Given exercise - Output all entries verbatim. Skip pictures.

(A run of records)
——

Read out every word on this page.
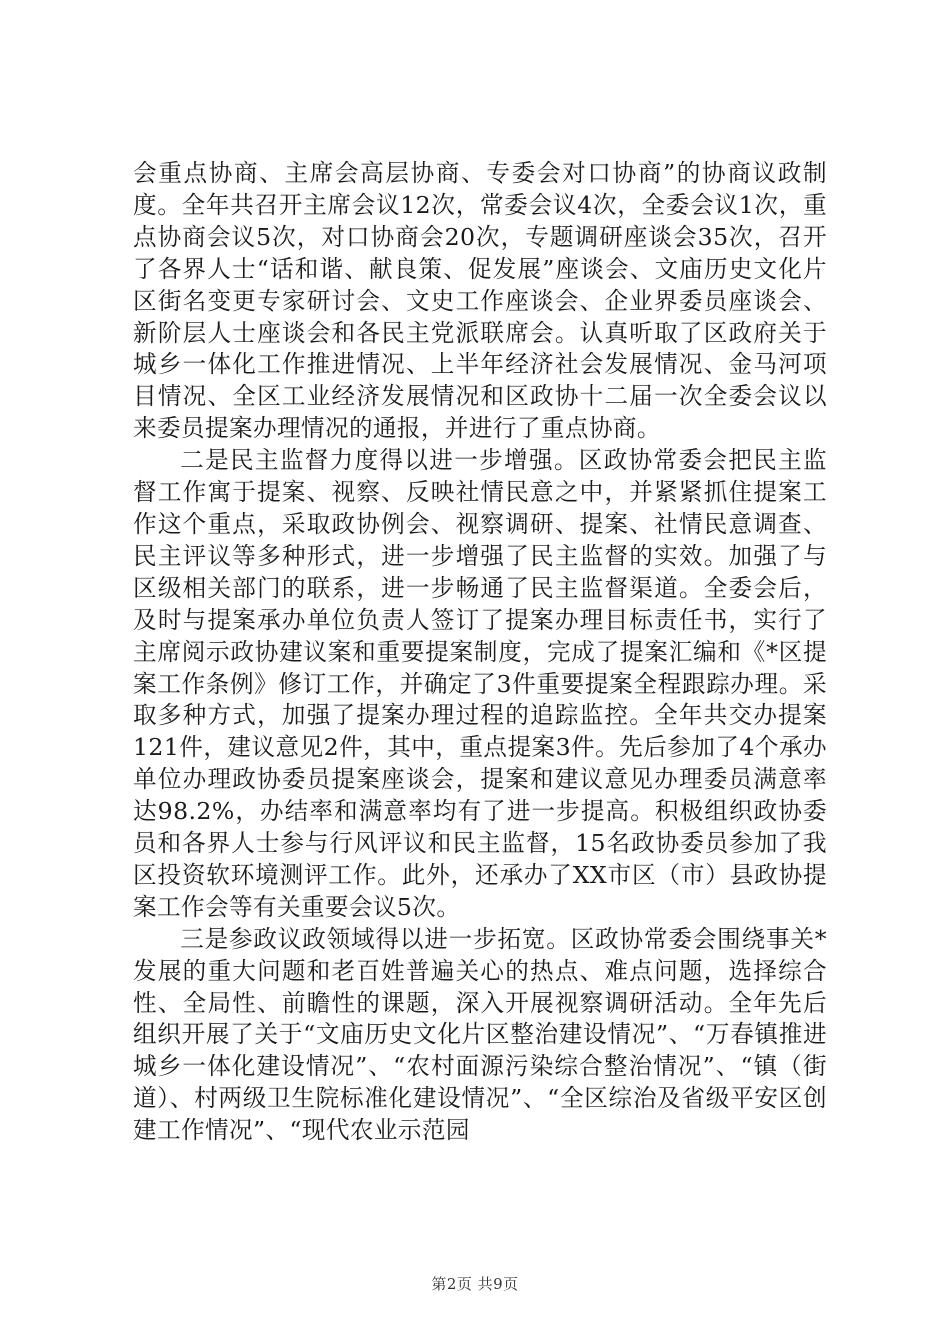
会重点协商、主席会高层协商、专委会对口协商”的协商议政制度。全年共召开主席会议12次，常委会议4次，全委会议1次，重点协商会议5次，对口协商会20次，专题调研座谈会35次，召开了各界人士“话和谐、献良策、促发展”座谈会、文庙历史文化片区街名变更专家研讨会、文史工作座谈会、企业界委员座谈会、新阶层人士座谈会和各民主党派联席会。认真听取了区政府关于城乡一体化工作推进情况、上半年经济社会发展情况、金马河项目情况、全区工业经济发展情况和区政协十二届一次全委会议以来委员提案办理情况的通报，并进行了重点协商。

二是民主监督力度得以进一步增强。区政协常委会把民主监督工作寓于提案、视察、反映社情民意之中，并紧紧抓住提案工作这个重点，采取政协例会、视察调研、提案、社情民意调查、民主评议等多种形式，进一步增强了民主监督的实效。加强了与区级相关部门的联系，进一步畅通了民主监督渠道。全委会后，及时与提案承办单位负责人签订了提案办理目标责任书，实行了主席阅示政协建议案和重要提案制度，完成了提案汇编和《*区提案工作条例》修订工作，并确定了3件重要提案全程跟踪办理。采取多种方式，加强了提案办理过程的追踪监控。全年共交办提案121件，建议意见2件，其中，重点提案3件。先后参加了4个承办单位办理政协委员提案座谈会，提案和建议意见办理委员满意率达98.2%，办结率和满意率均有了进一步提高。积极组织政协委员和各界人士参与行风评议和民主监督，15名政协委员参加了我区投资软环境测评工作。此外，还承办了XX市区（市）县政协提案工作会等有关重要会议5次。

三是参政议政领域得以进一步拓宽。区政协常委会围绕事关*发展的重大问题和老百姓普遍关心的热点、难点问题，选择综合性、全局性、前瞻性的课题，深入开展视察调研活动。全年先后组织开展了关于“文庙历史文化片区整治建设情况”、“万春镇推进城乡一体化建设情况”、“农村面源污染综合整治情况”、“镇（街道）、村两级卫生院标准化建设情况”、“全区综治及省级平安区创建工作情况”、“现代农业示范园

第2页 共9页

——

Solution to this exercise -
Read out every word on this page.
会重点协商、主席会高层协商、专委会对口协商”的协商议政制度。全年共召开主席会议12次，常委会议4次，全委会议1次，重点协商会议5次，对口协商会20次，专题调研座谈会35次，召开了各界人士“话和谐、献良策、促发展”座谈会、文庙历史文化片区街名变更专家研讨会、文史工作座谈会、企业界委员座谈会、新阶层人士座谈会和各民主党派联席会。认真听取了区政府关于城乡一体化工作推进情况、上半年经济社会发展情况、金马河项目情况、全区工业经济发展情况和区政协十二届一次全委会议以来委员提案办理情况的通报，并进行了重点协商。

二是民主监督力度得以进一步增强。区政协常委会把民主监督工作寓于提案、视察、反映社情民意之中，并紧紧抓住提案工作这个重点，采取政协例会、视察调研、提案、社情民意调查、民主评议等多种形式，进一步增强了民主监督的实效。加强了与区级相关部门的联系，进一步畅通了民主监督渠道。全委会后，及时与提案承办单位负责人签订了提案办理目标责任书，实行了主席阅示政协建议案和重要提案制度，完成了提案汇编和《*区提案工作条例》修订工作，并确定了3件重要提案全程跟踪办理。采取多种方式，加强了提案办理过程的追踪监控。全年共交办提案121件，建议意见2件，其中，重点提案3件。先后参加了4个承办单位办理政协委员提案座谈会，提案和建议意见办理委员满意率达98.2%，办结率和满意率均有了进一步提高。积极组织政协委员和各界人士参与行风评议和民主监督，15名政协委员参加了我区投资软环境测评工作。此外，还承办了XX市区（市）县政协提案工作会等有关重要会议5次。

三是参政议政领域得以进一步拓宽。区政协常委会围绕事关*发展的重大问题和老百姓普遍关心的热点、难点问题，选择综合性、全局性、前瞻性的课题，深入开展视察调研活动。全年先后组织开展了关于“文庙历史文化片区整治建设情况”、“万春镇推进城乡一体化建设情况”、“农村面源污染综合整治情况”、“镇（街道）、村两级卫生院标准化建设情况”、“全区综治及省级平安区创建工作情况”、“现代农业示范园

第2页 共9页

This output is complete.